__Requests__
A) In the passage on North Korea's ruling elite, whose execution footage did Kim Il-sung make his entourage watch?
B) List every individual person named in the passage on North Korea's ruling elite.
C) Extend the passage on North Korea's ruling elite past its final sentence.

__Source__
↓↓↓
The god-like status of the Kim family complicates the situation further. The top leaders might have more realistic ideas about the dictator, but they understand that for the populace the sight of a god being removed from power will come as a huge shock. After that, people might become ungovernable.

But, unlike most other countries, North Korea is a part of a divided nation, and an outbreak of instability there might bring about unification with the South ― the ultimate nightmare of the present day elite. If that happens, the top officials and generals have no chance of keeping their privileges, and they are seriously afraid of being prosecuted for their past misdeeds.

It is not incidental that Kim Il-sung, Kim Jong-il’s father and founder of the regime, in the early 1990s made sure that all members of his entourage watched the footage of the execution of Ceausescu, a Romanian strongman who was the closest analogue to the Kims, and the violent Romanian revolution.

His message was: if I am removed from power, you will lose everything, including, probably, your lives. The message was not lost, more so since it appears to be correct.

So, the North Korean generals and dignitaries can survive on a reduced amount of Scotch whisky if the most likely alternative seems to be a lifelong survival on prison rations ― or worse. Kim Jong-il is seen by those people as a guarantee of stability, and none of them will challenge his supremacy.
↑↑↑
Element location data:
↓↓↓
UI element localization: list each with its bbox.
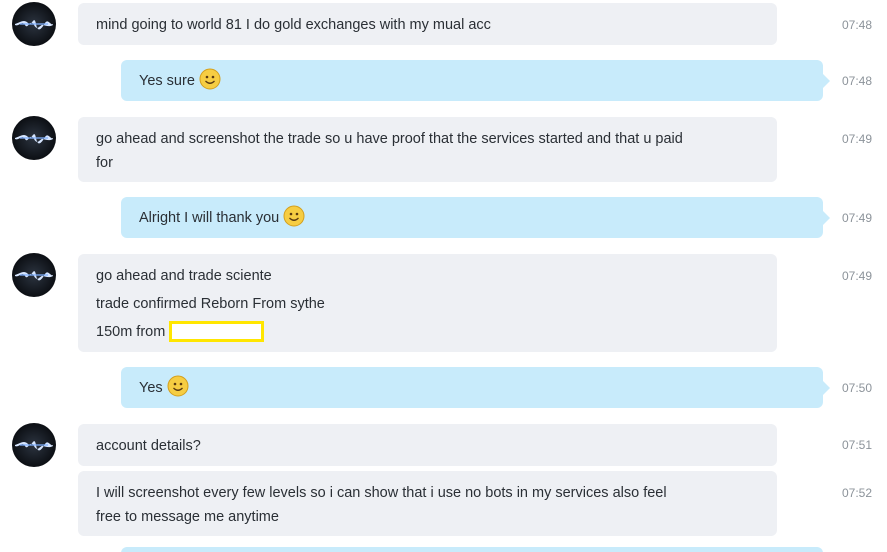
redaction-box xyxy=(169,320,265,342)
message-timestamp: 07:52 xyxy=(842,486,873,500)
message-bubble-incoming: go ahead and screenshot the trade so u h… xyxy=(78,117,777,182)
message-bubble-outgoing: Yes sure xyxy=(121,60,830,101)
message-bubble-outgoing: Alright I will thank you xyxy=(121,197,830,238)
message-bubble-incoming: mind going to world 81 I do gold exchang… xyxy=(78,3,777,45)
contact-avatar[interactable] xyxy=(12,2,56,46)
wave-avatar-icon xyxy=(15,271,53,281)
message-text: go ahead and screenshot the trade so u h… xyxy=(96,131,683,147)
message-timestamp: 07:48 xyxy=(842,18,873,32)
contact-avatar[interactable] xyxy=(12,423,56,467)
message-timestamp: 07:51 xyxy=(842,438,873,452)
message-bubble-outgoing-partial xyxy=(121,547,823,552)
wave-avatar-icon xyxy=(15,20,53,30)
message-text: Yes sure xyxy=(139,73,195,89)
message-bubble-incoming: go ahead and trade sciente trade confirm… xyxy=(78,254,777,352)
message-bubble-incoming: account details? xyxy=(78,424,777,466)
message-timestamp: 07:48 xyxy=(842,74,873,88)
wave-avatar-icon xyxy=(15,134,53,144)
message-timestamp: 07:49 xyxy=(842,211,873,225)
chat-conversation: mind going to world 81 I do gold exchang… xyxy=(0,0,887,552)
message-text: go ahead and trade sciente xyxy=(96,268,272,284)
message-text: account details? xyxy=(96,438,201,454)
message-bubble-incoming: I will screenshot every few levels so i … xyxy=(78,471,777,536)
contact-avatar[interactable] xyxy=(12,253,56,297)
message-text: Yes xyxy=(139,380,163,396)
message-timestamp: 07:49 xyxy=(842,132,873,146)
message-text: for xyxy=(96,155,113,171)
message-text: free to message me anytime xyxy=(96,509,279,525)
message-text: Alright I will thank you xyxy=(139,210,280,226)
message-text: I will screenshot every few levels so i … xyxy=(96,485,667,501)
message-timestamp: 07:50 xyxy=(842,381,873,395)
message-text: 150m from xyxy=(96,324,166,340)
message-text: trade confirmed Reborn From sythe xyxy=(96,296,325,312)
smile-emoticon-icon xyxy=(167,375,189,397)
smile-emoticon-icon xyxy=(199,68,221,90)
message-bubble-outgoing: Yes xyxy=(121,367,830,408)
message-timestamp: 07:49 xyxy=(842,269,873,283)
message-text: mind going to world 81 I do gold exchang… xyxy=(96,17,491,33)
smile-emoticon-icon xyxy=(283,205,305,227)
contact-avatar[interactable] xyxy=(12,116,56,160)
wave-avatar-icon xyxy=(15,441,53,451)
↑↑↑
__Results of the exercise__
A) The execution of Ceausescu, a Romanian strongman.

B) Kim Il-sung, Kim Jong-il, Ceausescu

C)
Thus, if by some unlikely miracle China sincerely joins the sanctions regimen and puts serious pressure on North Korea, the immediate result will be neither revolution nor coup, but simply a dramatic increase in the mortality rate ― in other words, a lot of dead farmers.

Perhaps some breaking point exists and can even be reached if sanctions are applied systematically and for a long time, but this breaking point seems to be too many corpses away.

Fortunately for the average North Korean, it is not going to happen. Driven by fear of instability (and decisively unenthusiastic about unification) China does not want to see North Korea cornered, and will not allow any efficient sanctions to be applied.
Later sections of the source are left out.